▸ Given task: Copy all lines of the listing that include the string "more".

-.-.-

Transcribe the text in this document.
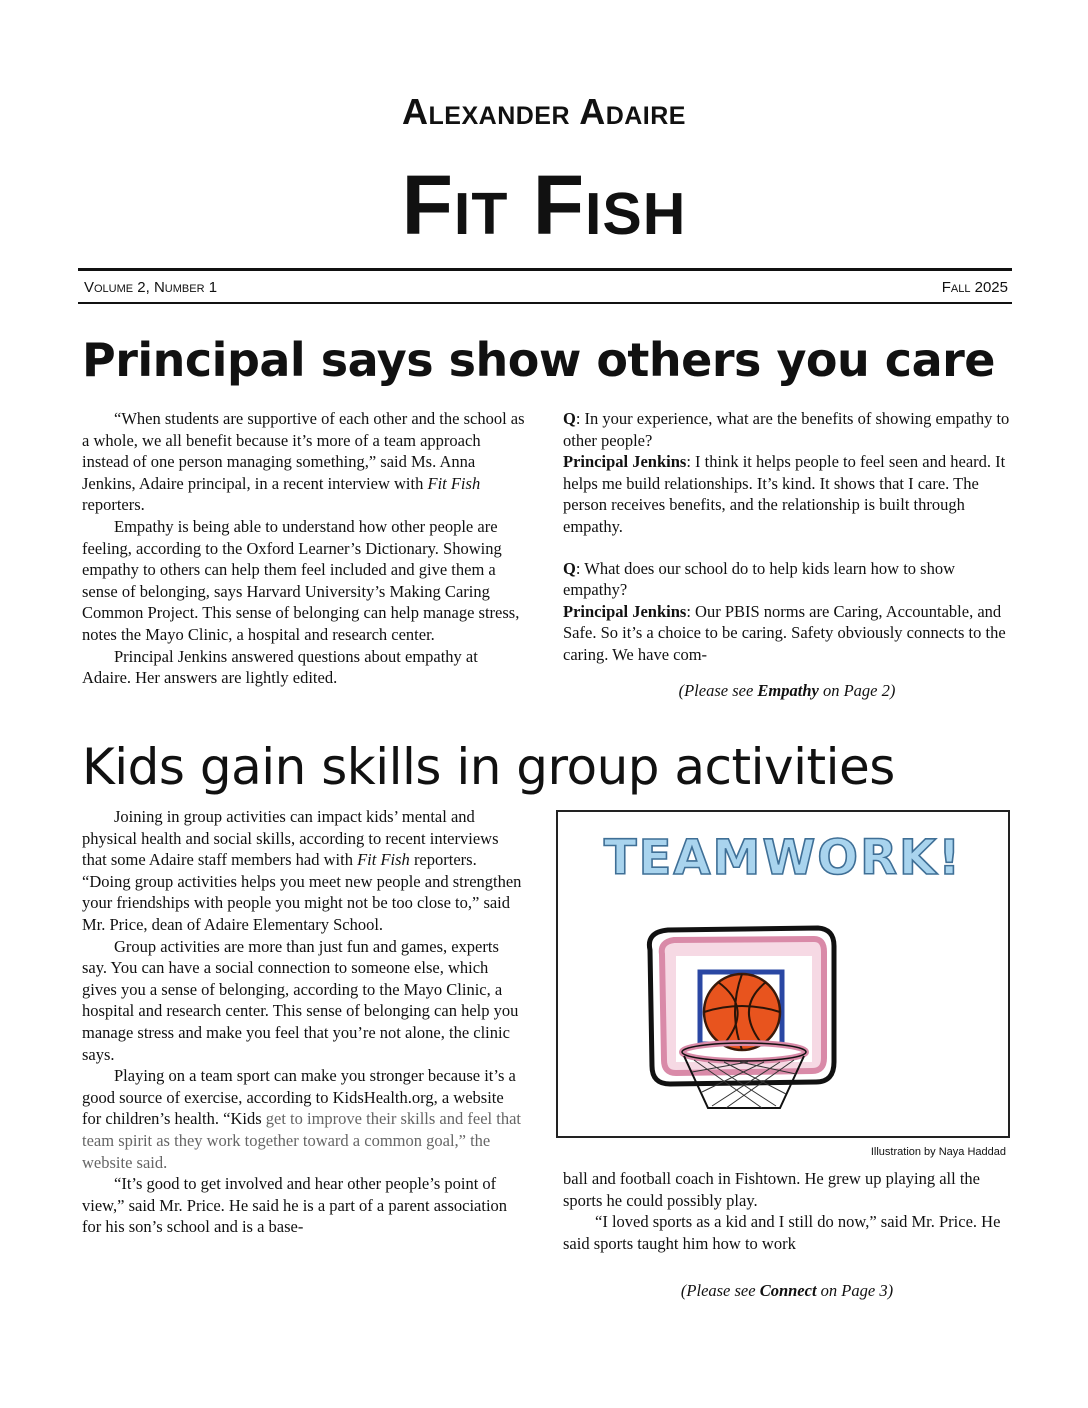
Alexander Adaire
Fit Fish
Volume 2, Number 1	Fall 2025
Principal says show others you care

“When students are supportive of each other and the school as a whole, we all benefit because it’s more of a team approach instead of one person managing something,” said Ms. Anna Jenkins, Adaire principal, in a recent interview with Fit Fish reporters.

Empathy is being able to understand how other people are feeling, according to the Oxford Learner’s Dictionary. Showing empathy to others can help them feel included and give them a sense of belonging, says Harvard University’s Making Caring Common Project. This sense of belonging can help manage stress, notes the Mayo Clinic, a hospital and research center.

Principal Jenkins answered questions about empathy at Adaire. Her answers are lightly edited.

Q: In your experience, what are the benefits of showing empathy to other people?

Principal Jenkins: I think it helps people to feel seen and heard. It helps me build relationships. It’s kind. It shows that I care. The person receives benefits, and the relationship is built through empathy.

Q: What does our school do to help kids learn how to show empathy?

Principal Jenkins: Our PBIS norms are Caring, Accountable, and Safe. So it’s a choice to be caring. Safety obviously connects to the caring. We have com-

(Please see Empathy on Page 2)
Kids gain skills in group activities

Joining in group activities can impact kids’ mental and physical health and social skills, according to recent interviews that some Adaire staff members had with Fit Fish reporters. “Doing group activities helps you meet new people and strengthen your friendships with people you might not be too close to,” said Mr. Price, dean of Adaire Elementary School.

Group activities are more than just fun and games, experts say. You can have a social connection to someone else, which gives you a sense of belonging, according to the Mayo Clinic, a hospital and research center. This sense of belonging can help you manage stress and make you feel that you’re not alone, the clinic says.

Playing on a team sport can make you stronger because it’s a good source of exercise, according to KidsHealth.org, a website for children’s health. “Kids get to improve their skills and feel that team spirit as they work together toward a common goal,” the website said.

“It’s good to get involved and hear other people’s point of view,” said Mr. Price. He said he is a part of a parent association for his son’s school and is a base-

TEAMWORK!
Illustration by Naya Haddad

ball and football coach in Fishtown. He grew up playing all the sports he could possibly play.

“I loved sports as a kid and I still do now,” said Mr. Price. He said sports taught him how to work

(Please see Connect on Page 3)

-.-.-

▸ The solution:
“When students are supportive of each other and the school as a whole, we all benefit because it’s more of a team approach instead of one person managing something,” said Ms. Anna Jenkins, Adaire principal, in a recent interview with Fit Fish reporters.
Group activities are more than just fun and games, experts say. You can have a social connection to someone else, which gives you a sense of belonging, according to the Mayo Clinic, a hospital and research center. This sense of belonging can help you manage stress and make you feel that you’re not alone, the clinic says.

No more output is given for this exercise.